[Task to complete]
Pull out every line in the data that has the string "arrow" in it.

[Data records]
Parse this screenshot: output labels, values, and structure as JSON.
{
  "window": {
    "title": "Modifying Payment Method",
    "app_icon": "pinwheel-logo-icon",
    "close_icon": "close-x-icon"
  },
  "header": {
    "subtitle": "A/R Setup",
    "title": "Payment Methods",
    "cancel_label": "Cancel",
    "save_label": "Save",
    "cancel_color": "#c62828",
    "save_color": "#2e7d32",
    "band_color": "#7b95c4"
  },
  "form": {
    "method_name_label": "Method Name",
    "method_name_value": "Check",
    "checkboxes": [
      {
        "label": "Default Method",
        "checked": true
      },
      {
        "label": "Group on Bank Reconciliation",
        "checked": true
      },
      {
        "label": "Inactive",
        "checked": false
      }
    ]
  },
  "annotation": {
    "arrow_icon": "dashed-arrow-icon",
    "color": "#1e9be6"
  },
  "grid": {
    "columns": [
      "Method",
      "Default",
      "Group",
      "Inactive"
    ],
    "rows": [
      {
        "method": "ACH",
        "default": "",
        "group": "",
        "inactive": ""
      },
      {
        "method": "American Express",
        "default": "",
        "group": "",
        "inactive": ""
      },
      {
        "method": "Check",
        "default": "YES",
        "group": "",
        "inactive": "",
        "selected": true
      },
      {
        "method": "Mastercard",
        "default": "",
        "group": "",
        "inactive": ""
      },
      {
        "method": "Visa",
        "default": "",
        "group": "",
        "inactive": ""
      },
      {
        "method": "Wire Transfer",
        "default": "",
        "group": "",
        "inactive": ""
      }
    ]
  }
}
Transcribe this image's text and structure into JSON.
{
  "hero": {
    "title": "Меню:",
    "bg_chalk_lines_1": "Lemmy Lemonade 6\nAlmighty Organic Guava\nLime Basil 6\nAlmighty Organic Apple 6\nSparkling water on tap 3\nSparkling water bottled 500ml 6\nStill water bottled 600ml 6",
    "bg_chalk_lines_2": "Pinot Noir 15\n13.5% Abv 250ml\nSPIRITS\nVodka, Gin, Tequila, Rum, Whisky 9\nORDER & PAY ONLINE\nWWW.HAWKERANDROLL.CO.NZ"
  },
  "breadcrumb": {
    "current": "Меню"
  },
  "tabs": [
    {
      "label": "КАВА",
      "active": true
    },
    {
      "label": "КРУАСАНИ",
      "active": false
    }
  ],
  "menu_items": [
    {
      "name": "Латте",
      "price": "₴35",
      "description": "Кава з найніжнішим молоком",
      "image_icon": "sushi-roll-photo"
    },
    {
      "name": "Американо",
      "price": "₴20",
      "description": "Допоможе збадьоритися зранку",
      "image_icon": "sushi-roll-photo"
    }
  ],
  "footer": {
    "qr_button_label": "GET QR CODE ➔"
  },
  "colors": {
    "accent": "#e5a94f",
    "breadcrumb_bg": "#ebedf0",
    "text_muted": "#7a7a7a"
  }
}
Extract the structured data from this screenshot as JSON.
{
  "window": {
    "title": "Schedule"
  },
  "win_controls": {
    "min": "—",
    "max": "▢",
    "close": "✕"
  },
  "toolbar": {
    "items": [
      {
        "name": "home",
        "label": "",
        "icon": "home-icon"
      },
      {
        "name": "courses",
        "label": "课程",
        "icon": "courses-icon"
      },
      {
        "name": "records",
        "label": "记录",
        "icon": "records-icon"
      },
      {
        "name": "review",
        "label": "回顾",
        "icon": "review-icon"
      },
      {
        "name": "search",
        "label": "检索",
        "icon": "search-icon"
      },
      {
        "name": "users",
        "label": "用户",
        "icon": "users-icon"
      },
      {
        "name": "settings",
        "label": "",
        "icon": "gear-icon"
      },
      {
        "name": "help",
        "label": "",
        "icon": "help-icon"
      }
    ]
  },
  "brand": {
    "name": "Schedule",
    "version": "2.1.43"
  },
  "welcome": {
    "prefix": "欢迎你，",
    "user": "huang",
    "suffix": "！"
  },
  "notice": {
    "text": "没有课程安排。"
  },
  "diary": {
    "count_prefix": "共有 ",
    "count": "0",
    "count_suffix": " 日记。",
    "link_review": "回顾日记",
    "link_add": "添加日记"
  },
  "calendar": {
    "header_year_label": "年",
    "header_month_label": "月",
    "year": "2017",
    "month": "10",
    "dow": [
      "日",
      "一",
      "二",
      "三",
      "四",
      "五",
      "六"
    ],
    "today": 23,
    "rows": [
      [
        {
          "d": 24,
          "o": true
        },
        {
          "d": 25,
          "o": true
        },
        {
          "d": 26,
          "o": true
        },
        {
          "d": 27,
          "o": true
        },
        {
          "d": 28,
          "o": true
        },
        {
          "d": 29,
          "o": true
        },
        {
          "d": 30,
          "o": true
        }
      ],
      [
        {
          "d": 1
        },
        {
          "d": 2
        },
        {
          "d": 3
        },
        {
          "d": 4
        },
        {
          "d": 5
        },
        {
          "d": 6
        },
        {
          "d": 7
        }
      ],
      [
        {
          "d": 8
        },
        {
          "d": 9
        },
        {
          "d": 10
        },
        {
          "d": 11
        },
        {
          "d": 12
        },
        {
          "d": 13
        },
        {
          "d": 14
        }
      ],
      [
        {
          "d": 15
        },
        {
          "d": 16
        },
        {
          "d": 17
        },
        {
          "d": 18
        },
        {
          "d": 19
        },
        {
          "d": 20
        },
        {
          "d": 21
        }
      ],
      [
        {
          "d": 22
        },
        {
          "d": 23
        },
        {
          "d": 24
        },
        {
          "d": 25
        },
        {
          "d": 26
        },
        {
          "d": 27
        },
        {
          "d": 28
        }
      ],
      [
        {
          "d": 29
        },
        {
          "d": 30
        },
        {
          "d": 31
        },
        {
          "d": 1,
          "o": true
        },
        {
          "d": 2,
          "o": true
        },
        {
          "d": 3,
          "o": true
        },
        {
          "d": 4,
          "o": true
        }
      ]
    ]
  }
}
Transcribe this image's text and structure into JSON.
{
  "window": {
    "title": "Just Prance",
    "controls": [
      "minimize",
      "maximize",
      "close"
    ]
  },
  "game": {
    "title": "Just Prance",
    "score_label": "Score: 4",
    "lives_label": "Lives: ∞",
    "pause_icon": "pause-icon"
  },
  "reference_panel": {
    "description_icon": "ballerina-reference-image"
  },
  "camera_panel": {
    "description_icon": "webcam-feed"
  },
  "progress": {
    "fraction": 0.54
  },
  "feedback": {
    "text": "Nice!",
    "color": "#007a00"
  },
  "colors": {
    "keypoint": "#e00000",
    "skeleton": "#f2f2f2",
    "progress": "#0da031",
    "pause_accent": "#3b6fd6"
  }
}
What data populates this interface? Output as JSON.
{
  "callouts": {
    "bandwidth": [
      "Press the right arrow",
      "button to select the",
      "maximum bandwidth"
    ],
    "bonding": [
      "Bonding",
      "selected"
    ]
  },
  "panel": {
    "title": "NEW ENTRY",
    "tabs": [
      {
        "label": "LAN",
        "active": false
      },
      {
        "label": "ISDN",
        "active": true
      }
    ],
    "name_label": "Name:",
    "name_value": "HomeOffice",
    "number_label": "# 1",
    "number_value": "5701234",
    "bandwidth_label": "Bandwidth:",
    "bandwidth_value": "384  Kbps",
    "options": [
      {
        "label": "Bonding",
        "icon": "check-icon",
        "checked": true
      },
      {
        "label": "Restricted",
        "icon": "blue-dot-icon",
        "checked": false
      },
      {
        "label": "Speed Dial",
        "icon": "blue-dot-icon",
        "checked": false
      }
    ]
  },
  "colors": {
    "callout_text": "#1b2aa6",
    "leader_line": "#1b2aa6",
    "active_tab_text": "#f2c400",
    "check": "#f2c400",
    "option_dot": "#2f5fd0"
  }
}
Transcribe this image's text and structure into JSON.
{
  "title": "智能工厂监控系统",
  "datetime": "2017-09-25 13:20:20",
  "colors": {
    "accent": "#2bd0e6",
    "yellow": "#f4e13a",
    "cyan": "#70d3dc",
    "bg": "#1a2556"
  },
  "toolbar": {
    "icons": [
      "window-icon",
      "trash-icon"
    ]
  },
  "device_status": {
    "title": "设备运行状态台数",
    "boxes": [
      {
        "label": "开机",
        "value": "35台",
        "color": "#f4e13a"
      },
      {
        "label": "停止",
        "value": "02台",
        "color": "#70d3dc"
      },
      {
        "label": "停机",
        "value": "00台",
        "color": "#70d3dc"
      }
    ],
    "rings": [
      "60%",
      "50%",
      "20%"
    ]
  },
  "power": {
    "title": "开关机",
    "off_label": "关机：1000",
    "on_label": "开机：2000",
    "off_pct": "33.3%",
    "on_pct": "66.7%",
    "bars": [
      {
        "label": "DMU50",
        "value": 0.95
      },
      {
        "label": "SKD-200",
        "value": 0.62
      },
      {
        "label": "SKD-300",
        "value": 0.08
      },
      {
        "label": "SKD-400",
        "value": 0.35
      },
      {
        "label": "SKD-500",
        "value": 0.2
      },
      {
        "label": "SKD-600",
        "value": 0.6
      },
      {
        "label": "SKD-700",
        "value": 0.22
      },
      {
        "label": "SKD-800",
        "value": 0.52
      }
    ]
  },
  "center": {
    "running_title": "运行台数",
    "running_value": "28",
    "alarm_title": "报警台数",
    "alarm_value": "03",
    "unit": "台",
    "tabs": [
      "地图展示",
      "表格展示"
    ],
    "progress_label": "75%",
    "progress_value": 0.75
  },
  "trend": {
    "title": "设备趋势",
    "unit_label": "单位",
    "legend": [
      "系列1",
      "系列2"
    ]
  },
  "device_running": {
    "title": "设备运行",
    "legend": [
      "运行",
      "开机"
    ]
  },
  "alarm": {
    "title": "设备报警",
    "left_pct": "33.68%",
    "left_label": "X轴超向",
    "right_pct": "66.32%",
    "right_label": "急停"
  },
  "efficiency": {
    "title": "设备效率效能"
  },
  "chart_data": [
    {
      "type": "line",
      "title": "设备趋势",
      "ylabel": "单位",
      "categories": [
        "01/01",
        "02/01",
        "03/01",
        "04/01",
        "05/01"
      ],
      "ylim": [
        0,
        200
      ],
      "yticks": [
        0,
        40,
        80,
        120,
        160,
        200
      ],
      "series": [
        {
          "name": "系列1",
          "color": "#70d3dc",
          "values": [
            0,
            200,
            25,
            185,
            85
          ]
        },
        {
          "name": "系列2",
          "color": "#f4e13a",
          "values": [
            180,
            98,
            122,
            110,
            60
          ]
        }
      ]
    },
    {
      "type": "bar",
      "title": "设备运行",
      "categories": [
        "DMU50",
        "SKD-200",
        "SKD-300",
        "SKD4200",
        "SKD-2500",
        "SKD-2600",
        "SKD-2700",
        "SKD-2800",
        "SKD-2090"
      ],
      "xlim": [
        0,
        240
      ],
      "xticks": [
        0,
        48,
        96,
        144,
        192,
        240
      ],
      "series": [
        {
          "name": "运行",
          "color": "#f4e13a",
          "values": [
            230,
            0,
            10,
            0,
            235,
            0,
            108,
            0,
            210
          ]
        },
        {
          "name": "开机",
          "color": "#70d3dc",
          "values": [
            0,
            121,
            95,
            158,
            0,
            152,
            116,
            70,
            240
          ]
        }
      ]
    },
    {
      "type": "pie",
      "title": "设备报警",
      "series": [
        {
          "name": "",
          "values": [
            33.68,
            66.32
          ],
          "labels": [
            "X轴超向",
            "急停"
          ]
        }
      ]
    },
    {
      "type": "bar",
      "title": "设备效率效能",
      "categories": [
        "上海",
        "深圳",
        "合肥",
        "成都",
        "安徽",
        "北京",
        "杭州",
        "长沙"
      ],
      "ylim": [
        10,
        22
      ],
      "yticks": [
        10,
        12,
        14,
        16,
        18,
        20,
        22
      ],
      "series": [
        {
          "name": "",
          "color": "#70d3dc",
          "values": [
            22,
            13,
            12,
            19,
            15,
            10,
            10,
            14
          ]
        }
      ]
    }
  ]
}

[Response to this exercise]
    "arrow_icon": "dashed-arrow-icon",
      "Press the right arrow",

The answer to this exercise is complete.